# [THE REQUEST]
Your task is to reproduce the material exactly.

________________________________________

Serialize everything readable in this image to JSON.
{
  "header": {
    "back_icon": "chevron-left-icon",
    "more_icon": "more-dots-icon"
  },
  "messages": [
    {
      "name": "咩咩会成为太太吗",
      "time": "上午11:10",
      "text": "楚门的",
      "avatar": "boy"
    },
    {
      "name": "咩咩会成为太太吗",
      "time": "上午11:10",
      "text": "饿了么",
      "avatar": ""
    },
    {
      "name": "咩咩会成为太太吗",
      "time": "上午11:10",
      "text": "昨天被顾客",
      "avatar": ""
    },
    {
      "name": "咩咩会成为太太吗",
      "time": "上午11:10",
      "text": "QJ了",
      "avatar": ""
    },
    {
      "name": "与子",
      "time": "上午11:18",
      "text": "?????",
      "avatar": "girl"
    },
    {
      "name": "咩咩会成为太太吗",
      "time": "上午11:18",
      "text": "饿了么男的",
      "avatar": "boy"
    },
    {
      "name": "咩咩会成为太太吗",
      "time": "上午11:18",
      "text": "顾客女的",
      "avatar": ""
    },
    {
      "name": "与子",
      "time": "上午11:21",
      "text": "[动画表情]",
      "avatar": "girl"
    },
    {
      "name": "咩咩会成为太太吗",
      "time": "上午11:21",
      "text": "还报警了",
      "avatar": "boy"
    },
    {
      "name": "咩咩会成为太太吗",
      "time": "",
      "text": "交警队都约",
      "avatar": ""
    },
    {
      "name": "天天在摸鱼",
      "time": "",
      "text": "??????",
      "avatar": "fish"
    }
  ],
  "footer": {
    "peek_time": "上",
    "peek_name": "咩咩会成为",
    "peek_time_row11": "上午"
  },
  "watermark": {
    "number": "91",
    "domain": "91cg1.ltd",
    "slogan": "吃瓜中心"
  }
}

________________________________________

# [THE SOLUTION]
Serialize everything readable in this image to JSON.
{
  "header": {
    "back_icon": "chevron-left-icon",
    "more_icon": "more-dots-icon"
  },
  "messages": [
    {
      "name": "咩咩会成为太太吗",
      "time": "上午11:10",
      "text": "楚门的",
      "avatar": "boy"
    },
    {
      "name": "咩咩会成为太太吗",
      "time": "上午11:10",
      "text": "饿了么",
      "avatar": ""
    },
    {
      "name": "咩咩会成为太太吗",
      "time": "上午11:10",
      "text": "昨天被顾客",
      "avatar": ""
    },
    {
      "name": "咩咩会成为太太吗",
      "time": "上午11:10",
      "text": "QJ了",
      "avatar": ""
    },
    {
      "name": "与子",
      "time": "上午11:18",
      "text": "?????",
      "avatar": "girl"
    },
    {
      "name": "咩咩会成为太太吗",
      "time": "上午11:18",
      "text": "饿了么男的",
      "avatar": "boy"
    },
    {
      "name": "咩咩会成为太太吗",
      "time": "上午11:18",
      "text": "顾客女的",
      "avatar": ""
    },
    {
      "name": "与子",
      "time": "上午11:21",
      "text": "[动画表情]",
      "avatar": "girl"
    },
    {
      "name": "咩咩会成为太太吗",
      "time": "上午11:21",
      "text": "还报警了",
      "avatar": "boy"
    },
    {
      "name": "咩咩会成为太太吗",
      "time": "",
      "text": "交警队都约",
      "avatar": ""
    },
    {
      "name": "天天在摸鱼",
      "time": "",
      "text": "??????",
      "avatar": "fish"
    }
  ],
  "footer": {
    "peek_time": "上",
    "peek_name": "咩咩会成为",
    "peek_time_row11": "上午"
  },
  "watermark": {
    "number": "91",
    "domain": "91cg1.ltd",
    "slogan": "吃瓜中心"
  }
}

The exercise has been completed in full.